* **What needs to be done**: Transcribe the listing that follows in full, omitting pictures.

[Extracted records]
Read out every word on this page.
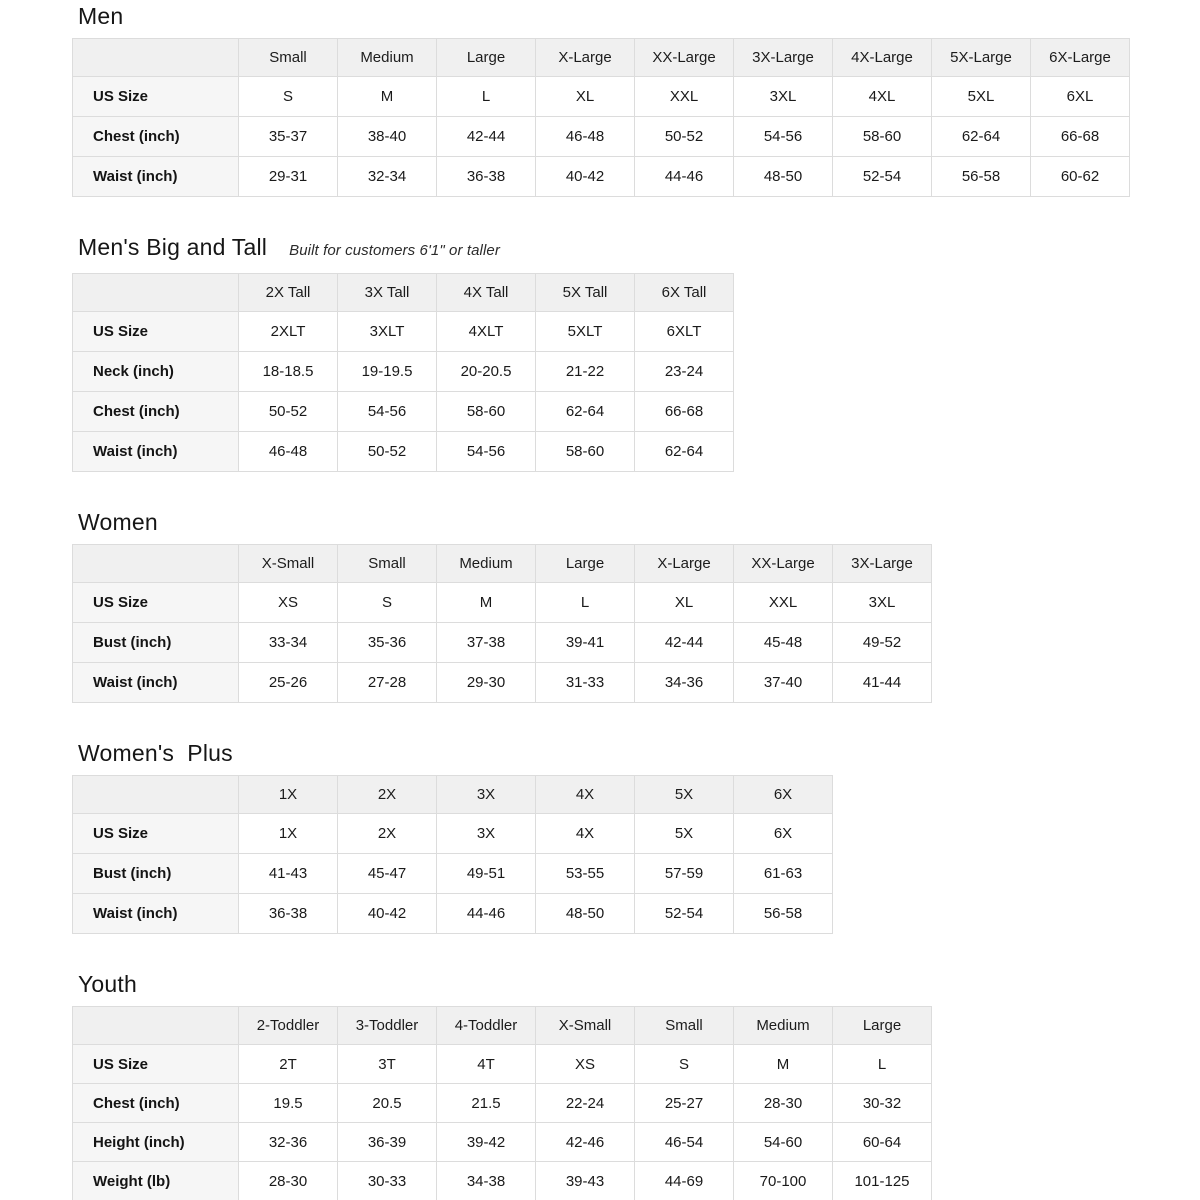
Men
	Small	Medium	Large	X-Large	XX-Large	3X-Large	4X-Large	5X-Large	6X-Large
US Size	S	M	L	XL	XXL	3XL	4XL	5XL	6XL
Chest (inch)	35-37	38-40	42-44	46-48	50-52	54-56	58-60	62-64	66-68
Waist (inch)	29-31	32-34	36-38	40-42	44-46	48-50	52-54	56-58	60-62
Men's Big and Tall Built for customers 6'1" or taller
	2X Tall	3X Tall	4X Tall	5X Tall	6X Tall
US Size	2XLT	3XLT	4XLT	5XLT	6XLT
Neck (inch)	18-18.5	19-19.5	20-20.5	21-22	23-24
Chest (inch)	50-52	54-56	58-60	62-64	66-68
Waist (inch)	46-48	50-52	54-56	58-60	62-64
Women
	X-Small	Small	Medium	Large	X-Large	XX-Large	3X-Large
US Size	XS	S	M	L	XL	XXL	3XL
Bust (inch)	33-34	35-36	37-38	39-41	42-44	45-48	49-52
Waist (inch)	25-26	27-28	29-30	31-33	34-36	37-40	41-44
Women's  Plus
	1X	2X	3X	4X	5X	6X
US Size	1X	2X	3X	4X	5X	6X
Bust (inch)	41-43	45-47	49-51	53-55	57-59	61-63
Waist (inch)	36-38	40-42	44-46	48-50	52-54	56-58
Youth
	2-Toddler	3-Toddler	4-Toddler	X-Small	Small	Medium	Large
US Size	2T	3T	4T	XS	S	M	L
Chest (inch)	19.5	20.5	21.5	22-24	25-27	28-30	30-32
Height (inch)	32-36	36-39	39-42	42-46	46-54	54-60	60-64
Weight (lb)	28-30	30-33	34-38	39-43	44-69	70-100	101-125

* **Complete output**:
Read out every word on this page.
Men
	Small	Medium	Large	X-Large	XX-Large	3X-Large	4X-Large	5X-Large	6X-Large
US Size	S	M	L	XL	XXL	3XL	4XL	5XL	6XL
Chest (inch)	35-37	38-40	42-44	46-48	50-52	54-56	58-60	62-64	66-68
Waist (inch)	29-31	32-34	36-38	40-42	44-46	48-50	52-54	56-58	60-62
Men's Big and Tall Built for customers 6'1" or taller
	2X Tall	3X Tall	4X Tall	5X Tall	6X Tall
US Size	2XLT	3XLT	4XLT	5XLT	6XLT
Neck (inch)	18-18.5	19-19.5	20-20.5	21-22	23-24
Chest (inch)	50-52	54-56	58-60	62-64	66-68
Waist (inch)	46-48	50-52	54-56	58-60	62-64
Women
	X-Small	Small	Medium	Large	X-Large	XX-Large	3X-Large
US Size	XS	S	M	L	XL	XXL	3XL
Bust (inch)	33-34	35-36	37-38	39-41	42-44	45-48	49-52
Waist (inch)	25-26	27-28	29-30	31-33	34-36	37-40	41-44
Women's  Plus
	1X	2X	3X	4X	5X	6X
US Size	1X	2X	3X	4X	5X	6X
Bust (inch)	41-43	45-47	49-51	53-55	57-59	61-63
Waist (inch)	36-38	40-42	44-46	48-50	52-54	56-58
Youth
	2-Toddler	3-Toddler	4-Toddler	X-Small	Small	Medium	Large
US Size	2T	3T	4T	XS	S	M	L
Chest (inch)	19.5	20.5	21.5	22-24	25-27	28-30	30-32
Height (inch)	32-36	36-39	39-42	42-46	46-54	54-60	60-64
Weight (lb)	28-30	30-33	34-38	39-43	44-69	70-100	101-125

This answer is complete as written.